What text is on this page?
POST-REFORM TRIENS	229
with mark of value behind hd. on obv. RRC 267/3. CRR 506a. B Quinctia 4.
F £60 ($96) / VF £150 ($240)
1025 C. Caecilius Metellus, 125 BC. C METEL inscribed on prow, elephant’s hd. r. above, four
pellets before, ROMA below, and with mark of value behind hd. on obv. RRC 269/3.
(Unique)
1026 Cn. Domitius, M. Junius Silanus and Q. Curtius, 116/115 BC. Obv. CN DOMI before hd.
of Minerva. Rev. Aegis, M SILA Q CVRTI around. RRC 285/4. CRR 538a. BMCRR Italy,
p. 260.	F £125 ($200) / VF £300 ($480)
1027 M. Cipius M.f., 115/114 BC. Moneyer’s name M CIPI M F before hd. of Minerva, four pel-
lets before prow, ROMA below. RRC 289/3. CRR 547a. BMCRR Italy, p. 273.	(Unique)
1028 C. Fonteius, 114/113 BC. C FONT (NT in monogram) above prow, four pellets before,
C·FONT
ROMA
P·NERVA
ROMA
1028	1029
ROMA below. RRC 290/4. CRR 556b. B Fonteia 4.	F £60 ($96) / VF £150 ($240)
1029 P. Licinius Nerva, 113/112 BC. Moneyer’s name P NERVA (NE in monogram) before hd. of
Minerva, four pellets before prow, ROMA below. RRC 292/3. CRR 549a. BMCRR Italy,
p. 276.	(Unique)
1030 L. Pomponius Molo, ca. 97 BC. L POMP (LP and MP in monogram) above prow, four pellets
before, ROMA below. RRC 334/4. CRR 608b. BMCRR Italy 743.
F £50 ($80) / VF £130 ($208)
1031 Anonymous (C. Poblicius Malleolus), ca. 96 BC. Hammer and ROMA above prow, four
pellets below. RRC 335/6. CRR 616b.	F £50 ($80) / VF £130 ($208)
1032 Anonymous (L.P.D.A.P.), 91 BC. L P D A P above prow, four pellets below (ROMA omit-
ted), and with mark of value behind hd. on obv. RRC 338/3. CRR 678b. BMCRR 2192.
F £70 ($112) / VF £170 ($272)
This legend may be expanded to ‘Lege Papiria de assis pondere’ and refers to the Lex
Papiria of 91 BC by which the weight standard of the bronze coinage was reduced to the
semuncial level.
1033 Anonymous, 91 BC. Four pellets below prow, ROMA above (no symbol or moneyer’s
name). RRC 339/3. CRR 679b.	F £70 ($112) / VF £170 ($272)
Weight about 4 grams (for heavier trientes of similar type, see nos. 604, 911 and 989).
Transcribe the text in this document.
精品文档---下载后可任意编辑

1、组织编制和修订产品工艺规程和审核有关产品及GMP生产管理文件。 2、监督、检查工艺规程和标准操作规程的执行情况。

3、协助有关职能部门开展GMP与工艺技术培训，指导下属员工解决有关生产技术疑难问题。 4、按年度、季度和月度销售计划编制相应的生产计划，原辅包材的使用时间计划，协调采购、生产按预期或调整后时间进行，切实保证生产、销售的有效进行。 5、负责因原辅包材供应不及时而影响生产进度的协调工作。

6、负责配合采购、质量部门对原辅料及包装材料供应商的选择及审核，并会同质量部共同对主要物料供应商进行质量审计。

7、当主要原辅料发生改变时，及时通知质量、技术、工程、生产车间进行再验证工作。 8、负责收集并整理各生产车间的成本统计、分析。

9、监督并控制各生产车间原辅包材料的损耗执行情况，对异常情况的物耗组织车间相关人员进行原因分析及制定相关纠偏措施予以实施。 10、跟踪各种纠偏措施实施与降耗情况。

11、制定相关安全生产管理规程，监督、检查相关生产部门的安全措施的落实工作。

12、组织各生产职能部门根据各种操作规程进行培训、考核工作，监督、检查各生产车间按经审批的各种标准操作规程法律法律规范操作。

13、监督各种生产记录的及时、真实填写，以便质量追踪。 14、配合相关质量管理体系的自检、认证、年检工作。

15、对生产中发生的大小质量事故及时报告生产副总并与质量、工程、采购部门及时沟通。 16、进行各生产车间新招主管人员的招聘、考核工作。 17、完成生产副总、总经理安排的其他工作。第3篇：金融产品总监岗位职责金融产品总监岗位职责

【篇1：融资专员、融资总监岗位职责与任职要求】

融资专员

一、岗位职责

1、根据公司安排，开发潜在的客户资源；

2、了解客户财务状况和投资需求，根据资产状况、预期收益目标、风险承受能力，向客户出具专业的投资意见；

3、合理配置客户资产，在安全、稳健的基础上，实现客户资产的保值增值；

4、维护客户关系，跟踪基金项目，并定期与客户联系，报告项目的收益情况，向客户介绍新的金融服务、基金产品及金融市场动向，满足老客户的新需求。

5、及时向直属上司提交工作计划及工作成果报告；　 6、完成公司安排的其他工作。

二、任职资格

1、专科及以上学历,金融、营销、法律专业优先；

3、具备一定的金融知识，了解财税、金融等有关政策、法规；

────────────────────────────────────────

Print out all the entries precisely as written.

What text is on this page?
POST-REFORM TRIENS	229
with mark of value behind hd. on obv. RRC 267/3. CRR 506a. B Quinctia 4.
F £60 ($96) / VF £150 ($240)
1025 C. Caecilius Metellus, 125 BC. C METEL inscribed on prow, elephant’s hd. r. above, four
pellets before, ROMA below, and with mark of value behind hd. on obv. RRC 269/3.
(Unique)
1026 Cn. Domitius, M. Junius Silanus and Q. Curtius, 116/115 BC. Obv. CN DOMI before hd.
of Minerva. Rev. Aegis, M SILA Q CVRTI around. RRC 285/4. CRR 538a. BMCRR Italy,
p. 260.	F £125 ($200) / VF £300 ($480)
1027 M. Cipius M.f., 115/114 BC. Moneyer’s name M CIPI M F before hd. of Minerva, four pel-
lets before prow, ROMA below. RRC 289/3. CRR 547a. BMCRR Italy, p. 273.	(Unique)
1028 C. Fonteius, 114/113 BC. C FONT (NT in monogram) above prow, four pellets before,
C·FONT
ROMA
P·NERVA
ROMA
1028	1029
ROMA below. RRC 290/4. CRR 556b. B Fonteia 4.	F £60 ($96) / VF £150 ($240)
1029 P. Licinius Nerva, 113/112 BC. Moneyer’s name P NERVA (NE in monogram) before hd. of
Minerva, four pellets before prow, ROMA below. RRC 292/3. CRR 549a. BMCRR Italy,
p. 276.	(Unique)
1030 L. Pomponius Molo, ca. 97 BC. L POMP (LP and MP in monogram) above prow, four pellets
before, ROMA below. RRC 334/4. CRR 608b. BMCRR Italy 743.
F £50 ($80) / VF £130 ($208)
1031 Anonymous (C. Poblicius Malleolus), ca. 96 BC. Hammer and ROMA above prow, four
pellets below. RRC 335/6. CRR 616b.	F £50 ($80) / VF £130 ($208)
1032 Anonymous (L.P.D.A.P.), 91 BC. L P D A P above prow, four pellets below (ROMA omit-
ted), and with mark of value behind hd. on obv. RRC 338/3. CRR 678b. BMCRR 2192.
F £70 ($112) / VF £170 ($272)
This legend may be expanded to ‘Lege Papiria de assis pondere’ and refers to the Lex
Papiria of 91 BC by which the weight standard of the bronze coinage was reduced to the
semuncial level.
1033 Anonymous, 91 BC. Four pellets below prow, ROMA above (no symbol or moneyer’s
name). RRC 339/3. CRR 679b.	F £70 ($112) / VF £170 ($272)
Weight about 4 grams (for heavier trientes of similar type, see nos. 604, 911 and 989).
Transcribe the text in this document.
精品文档---下载后可任意编辑

1、组织编制和修订产品工艺规程和审核有关产品及GMP生产管理文件。 2、监督、检查工艺规程和标准操作规程的执行情况。

3、协助有关职能部门开展GMP与工艺技术培训，指导下属员工解决有关生产技术疑难问题。 4、按年度、季度和月度销售计划编制相应的生产计划，原辅包材的使用时间计划，协调采购、生产按预期或调整后时间进行，切实保证生产、销售的有效进行。 5、负责因原辅包材供应不及时而影响生产进度的协调工作。

6、负责配合采购、质量部门对原辅料及包装材料供应商的选择及审核，并会同质量部共同对主要物料供应商进行质量审计。

7、当主要原辅料发生改变时，及时通知质量、技术、工程、生产车间进行再验证工作。 8、负责收集并整理各生产车间的成本统计、分析。

9、监督并控制各生产车间原辅包材料的损耗执行情况，对异常情况的物耗组织车间相关人员进行原因分析及制定相关纠偏措施予以实施。 10、跟踪各种纠偏措施实施与降耗情况。

11、制定相关安全生产管理规程，监督、检查相关生产部门的安全措施的落实工作。

12、组织各生产职能部门根据各种操作规程进行培训、考核工作，监督、检查各生产车间按经审批的各种标准操作规程法律法律规范操作。

13、监督各种生产记录的及时、真实填写，以便质量追踪。 14、配合相关质量管理体系的自检、认证、年检工作。

15、对生产中发生的大小质量事故及时报告生产副总并与质量、工程、采购部门及时沟通。 16、进行各生产车间新招主管人员的招聘、考核工作。 17、完成生产副总、总经理安排的其他工作。第3篇：金融产品总监岗位职责金融产品总监岗位职责

【篇1：融资专员、融资总监岗位职责与任职要求】

融资专员

一、岗位职责

1、根据公司安排，开发潜在的客户资源；

2、了解客户财务状况和投资需求，根据资产状况、预期收益目标、风险承受能力，向客户出具专业的投资意见；

3、合理配置客户资产，在安全、稳健的基础上，实现客户资产的保值增值；

4、维护客户关系，跟踪基金项目，并定期与客户联系，报告项目的收益情况，向客户介绍新的金融服务、基金产品及金融市场动向，满足老客户的新需求。

5、及时向直属上司提交工作计划及工作成果报告；　 6、完成公司安排的其他工作。

二、任职资格

1、专科及以上学历,金融、营销、法律专业优先；

3、具备一定的金融知识，了解财税、金融等有关政策、法规；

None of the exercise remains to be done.